### Data

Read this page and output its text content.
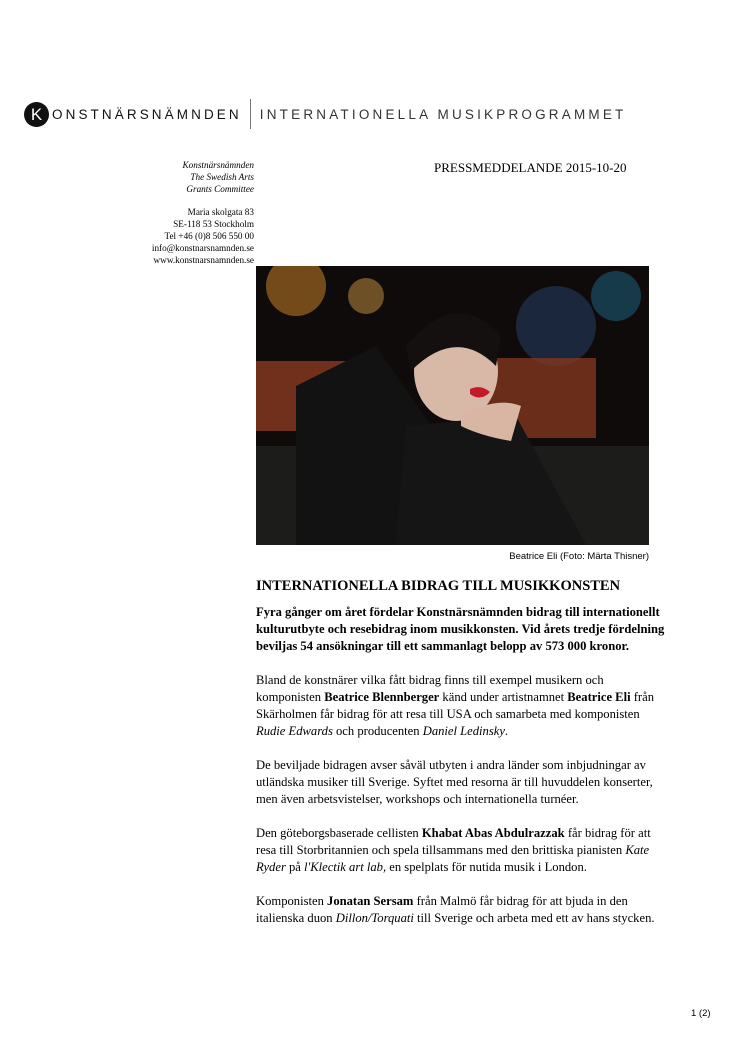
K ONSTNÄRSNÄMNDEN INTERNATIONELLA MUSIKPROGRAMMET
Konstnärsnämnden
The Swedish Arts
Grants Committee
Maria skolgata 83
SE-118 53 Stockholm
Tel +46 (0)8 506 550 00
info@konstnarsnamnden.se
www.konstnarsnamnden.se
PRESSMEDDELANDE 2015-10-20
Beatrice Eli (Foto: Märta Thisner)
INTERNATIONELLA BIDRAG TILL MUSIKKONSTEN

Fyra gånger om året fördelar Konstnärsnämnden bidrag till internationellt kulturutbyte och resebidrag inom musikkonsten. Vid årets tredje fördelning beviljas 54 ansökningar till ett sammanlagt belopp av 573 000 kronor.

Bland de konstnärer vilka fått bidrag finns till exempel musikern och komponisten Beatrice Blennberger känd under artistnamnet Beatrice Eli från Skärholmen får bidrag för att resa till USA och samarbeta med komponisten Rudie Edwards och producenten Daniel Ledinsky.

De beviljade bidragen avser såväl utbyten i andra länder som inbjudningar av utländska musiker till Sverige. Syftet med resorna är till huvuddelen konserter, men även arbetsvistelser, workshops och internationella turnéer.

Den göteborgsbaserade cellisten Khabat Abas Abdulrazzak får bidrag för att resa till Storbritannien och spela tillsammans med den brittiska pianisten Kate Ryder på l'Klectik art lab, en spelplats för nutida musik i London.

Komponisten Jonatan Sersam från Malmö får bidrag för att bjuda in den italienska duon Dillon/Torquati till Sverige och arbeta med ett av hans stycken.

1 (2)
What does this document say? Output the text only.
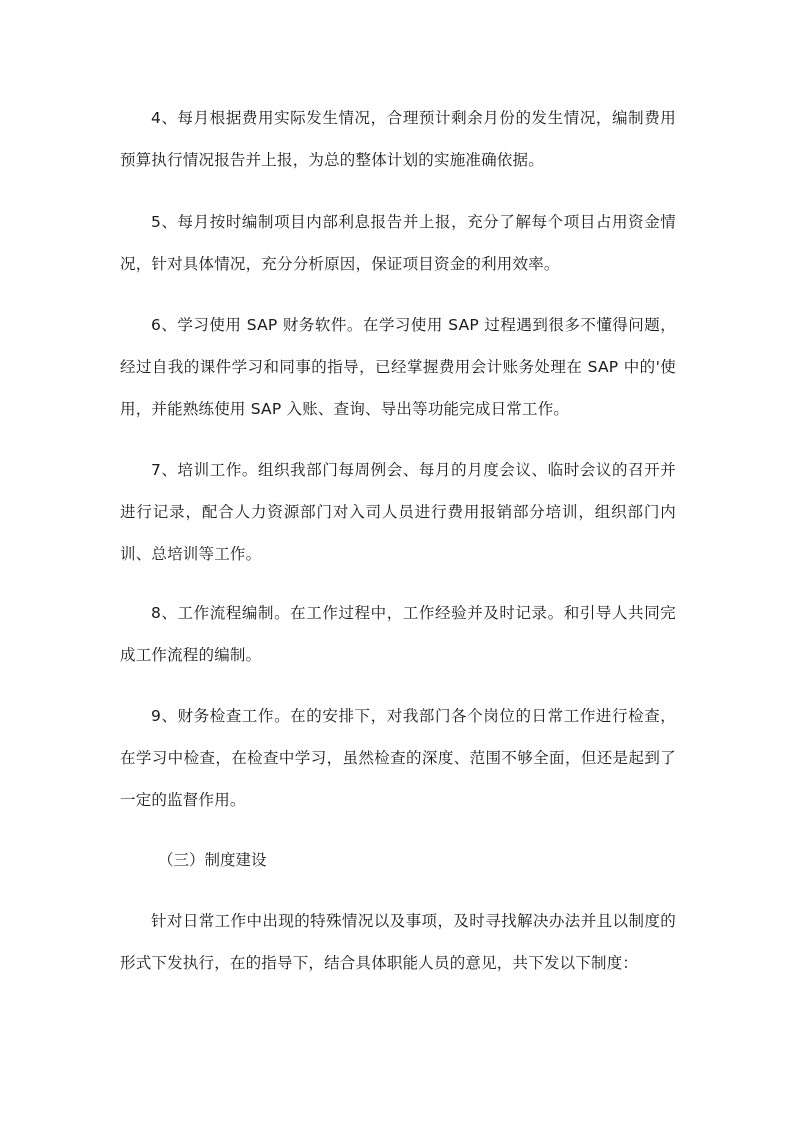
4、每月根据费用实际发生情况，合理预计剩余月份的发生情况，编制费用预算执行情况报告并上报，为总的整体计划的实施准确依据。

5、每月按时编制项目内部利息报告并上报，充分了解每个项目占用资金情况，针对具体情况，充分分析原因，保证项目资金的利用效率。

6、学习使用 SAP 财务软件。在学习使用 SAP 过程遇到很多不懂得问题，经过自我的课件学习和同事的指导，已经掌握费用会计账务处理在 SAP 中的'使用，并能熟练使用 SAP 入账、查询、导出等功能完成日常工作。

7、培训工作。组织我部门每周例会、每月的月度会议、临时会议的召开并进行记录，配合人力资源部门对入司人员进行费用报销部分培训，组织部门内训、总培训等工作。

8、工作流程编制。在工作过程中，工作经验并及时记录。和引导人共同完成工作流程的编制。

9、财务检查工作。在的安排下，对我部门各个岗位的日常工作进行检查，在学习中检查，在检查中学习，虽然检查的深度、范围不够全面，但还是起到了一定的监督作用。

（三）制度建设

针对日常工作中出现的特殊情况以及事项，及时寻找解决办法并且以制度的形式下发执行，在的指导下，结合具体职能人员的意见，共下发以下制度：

######

Problem:
Copy exactly the lines from the line containing "What does this" through the last line of the records above, both included, and leave out any pictures.

Result of the task:
What does this document say? Output the text only.
4、每月根据费用实际发生情况，合理预计剩余月份的发生情况，编制费用预算执行情况报告并上报，为总的整体计划的实施准确依据。

5、每月按时编制项目内部利息报告并上报，充分了解每个项目占用资金情况，针对具体情况，充分分析原因，保证项目资金的利用效率。

6、学习使用 SAP 财务软件。在学习使用 SAP 过程遇到很多不懂得问题，经过自我的课件学习和同事的指导，已经掌握费用会计账务处理在 SAP 中的'使用，并能熟练使用 SAP 入账、查询、导出等功能完成日常工作。

7、培训工作。组织我部门每周例会、每月的月度会议、临时会议的召开并进行记录，配合人力资源部门对入司人员进行费用报销部分培训，组织部门内训、总培训等工作。

8、工作流程编制。在工作过程中，工作经验并及时记录。和引导人共同完成工作流程的编制。

9、财务检查工作。在的安排下，对我部门各个岗位的日常工作进行检查，在学习中检查，在检查中学习，虽然检查的深度、范围不够全面，但还是起到了一定的监督作用。

（三）制度建设

针对日常工作中出现的特殊情况以及事项，及时寻找解决办法并且以制度的形式下发执行，在的指导下，结合具体职能人员的意见，共下发以下制度：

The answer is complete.